## Given exercise
Transcribe each line of the material as it is, and drop any picture.

Collected data entries:

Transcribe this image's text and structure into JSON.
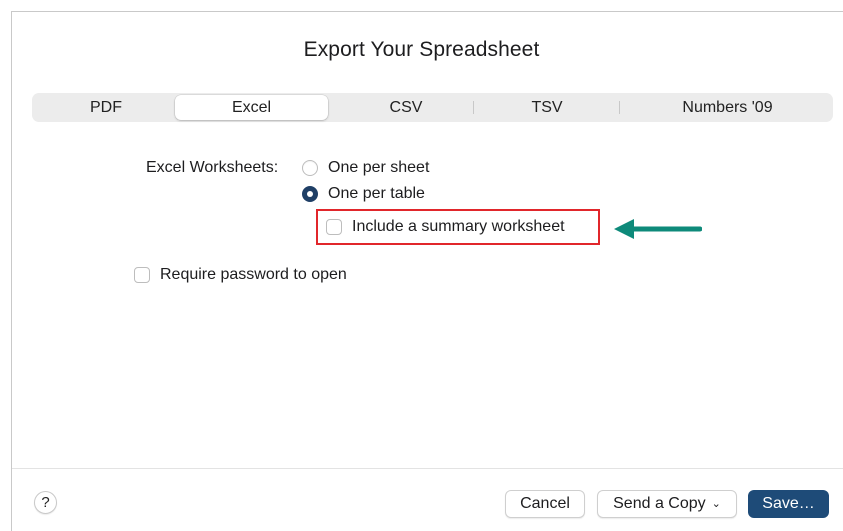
{
  "dialog": {
    "title": "Export Your Spreadsheet"
  },
  "tabs": [
    {
      "label": "PDF",
      "selected": false
    },
    {
      "label": "Excel",
      "selected": true
    },
    {
      "label": "CSV",
      "selected": false
    },
    {
      "label": "TSV",
      "selected": false
    },
    {
      "label": "Numbers '09",
      "selected": false
    }
  ],
  "excel_options": {
    "worksheets_label": "Excel Worksheets:",
    "radio_one_per_sheet": {
      "label": "One per sheet",
      "checked": false
    },
    "radio_one_per_table": {
      "label": "One per table",
      "checked": true
    },
    "summary_checkbox": {
      "label": "Include a summary worksheet",
      "checked": false
    },
    "password_checkbox": {
      "label": "Require password to open",
      "checked": false
    }
  },
  "annotation": {
    "highlight_color": "#e1262b",
    "arrow_color": "#0e8a7a"
  },
  "footer": {
    "help_label": "?",
    "cancel_label": "Cancel",
    "send_copy_label": "Send a Copy",
    "save_label": "Save…"
  },
  "colors": {
    "accent": "#1e4b78",
    "radio_selected": "#1f3f66"
  }
}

## Output for this exercise
Transcribe this image's text and structure into JSON.
{
  "dialog": {
    "title": "Export Your Spreadsheet"
  },
  "tabs": [
    {
      "label": "PDF",
      "selected": false
    },
    {
      "label": "Excel",
      "selected": true
    },
    {
      "label": "CSV",
      "selected": false
    },
    {
      "label": "TSV",
      "selected": false
    },
    {
      "label": "Numbers '09",
      "selected": false
    }
  ],
  "excel_options": {
    "worksheets_label": "Excel Worksheets:",
    "radio_one_per_sheet": {
      "label": "One per sheet",
      "checked": false
    },
    "radio_one_per_table": {
      "label": "One per table",
      "checked": true
    },
    "summary_checkbox": {
      "label": "Include a summary worksheet",
      "checked": false
    },
    "password_checkbox": {
      "label": "Require password to open",
      "checked": false
    }
  },
  "annotation": {
    "highlight_color": "#e1262b",
    "arrow_color": "#0e8a7a"
  },
  "footer": {
    "help_label": "?",
    "cancel_label": "Cancel",
    "send_copy_label": "Send a Copy",
    "save_label": "Save…"
  },
  "colors": {
    "accent": "#1e4b78",
    "radio_selected": "#1f3f66"
  }
}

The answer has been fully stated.